● **Task prompt**: Search the listing below for the string "Observé" and copy every line where it occurs.

● **Record extracts**:
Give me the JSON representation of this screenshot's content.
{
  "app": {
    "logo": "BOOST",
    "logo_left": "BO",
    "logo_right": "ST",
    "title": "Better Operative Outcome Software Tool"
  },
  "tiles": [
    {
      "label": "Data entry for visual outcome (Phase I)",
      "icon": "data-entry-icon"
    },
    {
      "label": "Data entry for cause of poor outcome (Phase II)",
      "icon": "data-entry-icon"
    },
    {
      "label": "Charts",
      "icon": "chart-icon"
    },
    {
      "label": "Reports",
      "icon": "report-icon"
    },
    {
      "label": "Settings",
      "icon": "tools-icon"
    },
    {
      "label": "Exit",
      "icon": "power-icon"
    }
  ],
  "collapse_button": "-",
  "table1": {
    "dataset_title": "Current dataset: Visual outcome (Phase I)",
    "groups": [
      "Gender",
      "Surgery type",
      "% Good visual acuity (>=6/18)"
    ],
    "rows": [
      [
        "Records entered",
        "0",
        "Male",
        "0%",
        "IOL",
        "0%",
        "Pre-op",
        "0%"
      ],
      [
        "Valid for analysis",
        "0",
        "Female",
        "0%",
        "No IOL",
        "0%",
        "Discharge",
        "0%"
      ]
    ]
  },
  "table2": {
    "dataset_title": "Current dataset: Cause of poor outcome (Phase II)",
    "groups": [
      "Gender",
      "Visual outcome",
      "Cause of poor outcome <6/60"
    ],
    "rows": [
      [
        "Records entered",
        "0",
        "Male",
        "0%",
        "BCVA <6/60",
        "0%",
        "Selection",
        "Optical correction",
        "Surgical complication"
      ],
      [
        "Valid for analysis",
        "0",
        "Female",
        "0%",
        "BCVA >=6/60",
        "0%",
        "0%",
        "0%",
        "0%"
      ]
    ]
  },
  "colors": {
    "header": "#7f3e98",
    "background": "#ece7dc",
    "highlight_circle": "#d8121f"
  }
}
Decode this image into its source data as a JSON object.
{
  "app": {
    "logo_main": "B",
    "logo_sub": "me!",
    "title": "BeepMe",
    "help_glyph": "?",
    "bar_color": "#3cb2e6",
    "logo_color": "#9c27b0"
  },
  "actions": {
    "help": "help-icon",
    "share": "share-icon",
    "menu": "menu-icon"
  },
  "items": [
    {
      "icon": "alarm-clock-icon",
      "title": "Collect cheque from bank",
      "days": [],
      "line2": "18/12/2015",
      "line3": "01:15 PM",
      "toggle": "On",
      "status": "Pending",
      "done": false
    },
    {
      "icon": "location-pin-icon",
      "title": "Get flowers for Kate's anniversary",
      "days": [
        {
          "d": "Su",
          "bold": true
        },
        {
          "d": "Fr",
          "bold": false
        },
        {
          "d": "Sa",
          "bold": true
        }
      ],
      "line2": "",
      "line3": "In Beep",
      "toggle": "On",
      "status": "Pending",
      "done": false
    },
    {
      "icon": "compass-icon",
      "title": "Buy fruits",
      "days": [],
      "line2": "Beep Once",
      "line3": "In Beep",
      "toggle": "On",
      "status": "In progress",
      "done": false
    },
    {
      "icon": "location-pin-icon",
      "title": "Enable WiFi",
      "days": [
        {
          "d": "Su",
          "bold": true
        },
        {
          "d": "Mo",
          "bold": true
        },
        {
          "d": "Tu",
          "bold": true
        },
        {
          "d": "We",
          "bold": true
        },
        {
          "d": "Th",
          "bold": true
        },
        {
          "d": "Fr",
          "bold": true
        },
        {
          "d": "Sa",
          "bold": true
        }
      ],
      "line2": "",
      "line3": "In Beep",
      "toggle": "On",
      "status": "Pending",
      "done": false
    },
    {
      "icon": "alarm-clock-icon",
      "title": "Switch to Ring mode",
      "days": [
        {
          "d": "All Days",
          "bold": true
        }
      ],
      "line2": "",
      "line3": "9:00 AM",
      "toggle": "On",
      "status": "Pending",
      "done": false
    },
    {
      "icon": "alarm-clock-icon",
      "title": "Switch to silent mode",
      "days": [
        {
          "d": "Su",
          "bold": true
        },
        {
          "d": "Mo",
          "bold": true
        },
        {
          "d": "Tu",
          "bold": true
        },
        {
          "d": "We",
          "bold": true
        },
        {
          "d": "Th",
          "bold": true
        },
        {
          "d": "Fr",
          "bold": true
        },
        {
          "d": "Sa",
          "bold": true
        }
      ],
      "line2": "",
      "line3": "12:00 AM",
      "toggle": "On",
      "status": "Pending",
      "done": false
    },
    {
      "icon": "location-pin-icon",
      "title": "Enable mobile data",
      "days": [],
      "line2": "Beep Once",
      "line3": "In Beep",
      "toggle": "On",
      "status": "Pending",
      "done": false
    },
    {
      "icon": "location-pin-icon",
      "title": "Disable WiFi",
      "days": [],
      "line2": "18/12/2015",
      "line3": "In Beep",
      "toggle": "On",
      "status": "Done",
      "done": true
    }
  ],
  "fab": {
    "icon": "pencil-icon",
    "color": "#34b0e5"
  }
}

...

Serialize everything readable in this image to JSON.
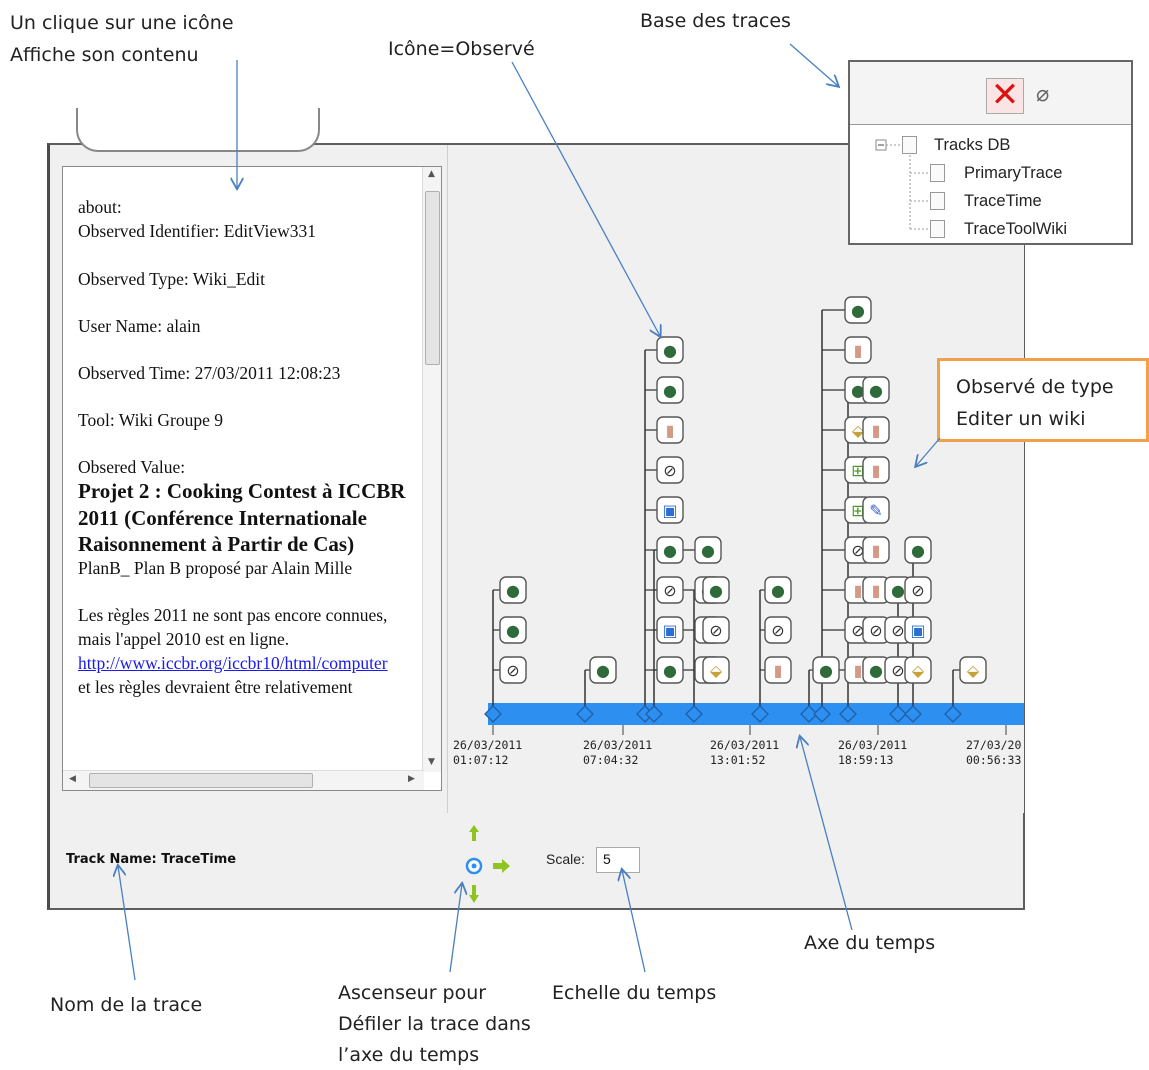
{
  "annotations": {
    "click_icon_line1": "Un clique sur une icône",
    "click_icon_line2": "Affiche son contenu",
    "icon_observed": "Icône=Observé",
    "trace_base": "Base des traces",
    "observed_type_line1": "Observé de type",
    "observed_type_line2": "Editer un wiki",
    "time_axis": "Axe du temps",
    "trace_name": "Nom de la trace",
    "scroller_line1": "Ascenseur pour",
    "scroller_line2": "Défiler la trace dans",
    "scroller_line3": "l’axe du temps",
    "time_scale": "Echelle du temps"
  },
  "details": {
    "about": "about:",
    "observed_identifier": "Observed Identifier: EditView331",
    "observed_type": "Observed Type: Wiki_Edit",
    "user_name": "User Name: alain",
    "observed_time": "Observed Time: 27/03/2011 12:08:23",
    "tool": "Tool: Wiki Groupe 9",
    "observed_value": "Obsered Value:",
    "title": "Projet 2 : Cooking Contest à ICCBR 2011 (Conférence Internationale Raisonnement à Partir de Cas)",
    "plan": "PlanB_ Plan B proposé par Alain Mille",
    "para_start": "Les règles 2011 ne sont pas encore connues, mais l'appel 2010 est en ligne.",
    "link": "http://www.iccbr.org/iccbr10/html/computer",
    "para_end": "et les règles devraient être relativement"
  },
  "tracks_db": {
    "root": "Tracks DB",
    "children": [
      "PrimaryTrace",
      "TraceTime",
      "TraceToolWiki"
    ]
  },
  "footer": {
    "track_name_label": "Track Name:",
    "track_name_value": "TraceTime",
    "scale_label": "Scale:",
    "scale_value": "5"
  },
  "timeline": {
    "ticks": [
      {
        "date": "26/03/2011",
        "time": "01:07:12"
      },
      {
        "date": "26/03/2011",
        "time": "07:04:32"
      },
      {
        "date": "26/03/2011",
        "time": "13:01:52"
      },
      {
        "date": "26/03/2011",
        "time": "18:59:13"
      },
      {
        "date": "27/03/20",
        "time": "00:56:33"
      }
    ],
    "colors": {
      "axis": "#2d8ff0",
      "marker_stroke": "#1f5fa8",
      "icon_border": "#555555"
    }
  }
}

* * *

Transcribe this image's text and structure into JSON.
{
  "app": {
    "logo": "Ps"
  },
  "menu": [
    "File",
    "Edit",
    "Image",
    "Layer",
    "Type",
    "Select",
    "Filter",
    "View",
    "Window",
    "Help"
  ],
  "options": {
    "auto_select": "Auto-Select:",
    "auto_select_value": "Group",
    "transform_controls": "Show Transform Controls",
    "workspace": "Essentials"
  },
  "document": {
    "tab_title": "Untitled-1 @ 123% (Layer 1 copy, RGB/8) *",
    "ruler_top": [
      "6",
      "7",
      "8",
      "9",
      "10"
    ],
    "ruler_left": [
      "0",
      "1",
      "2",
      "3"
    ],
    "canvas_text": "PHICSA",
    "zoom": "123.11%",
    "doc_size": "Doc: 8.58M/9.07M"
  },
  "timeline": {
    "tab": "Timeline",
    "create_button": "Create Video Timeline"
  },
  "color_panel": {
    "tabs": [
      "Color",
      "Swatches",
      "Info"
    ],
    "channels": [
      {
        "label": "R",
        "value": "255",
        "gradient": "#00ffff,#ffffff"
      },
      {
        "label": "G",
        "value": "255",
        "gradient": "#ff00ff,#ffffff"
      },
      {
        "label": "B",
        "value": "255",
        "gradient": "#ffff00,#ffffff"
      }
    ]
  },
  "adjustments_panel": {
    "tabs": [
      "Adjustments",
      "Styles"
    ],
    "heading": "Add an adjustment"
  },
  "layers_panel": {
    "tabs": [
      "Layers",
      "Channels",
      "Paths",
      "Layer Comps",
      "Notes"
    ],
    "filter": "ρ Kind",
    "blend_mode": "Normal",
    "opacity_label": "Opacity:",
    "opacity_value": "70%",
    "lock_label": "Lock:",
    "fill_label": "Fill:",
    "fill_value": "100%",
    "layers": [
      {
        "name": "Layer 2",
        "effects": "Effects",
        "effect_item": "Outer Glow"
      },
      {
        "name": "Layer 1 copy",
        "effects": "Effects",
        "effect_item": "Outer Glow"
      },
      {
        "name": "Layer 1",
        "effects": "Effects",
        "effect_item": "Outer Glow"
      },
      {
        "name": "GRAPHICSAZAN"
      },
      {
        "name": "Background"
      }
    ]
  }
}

● **Correct output**:
    "icon_observed": "Icône=Observé",
    "observed_type_line1": "Observé de type",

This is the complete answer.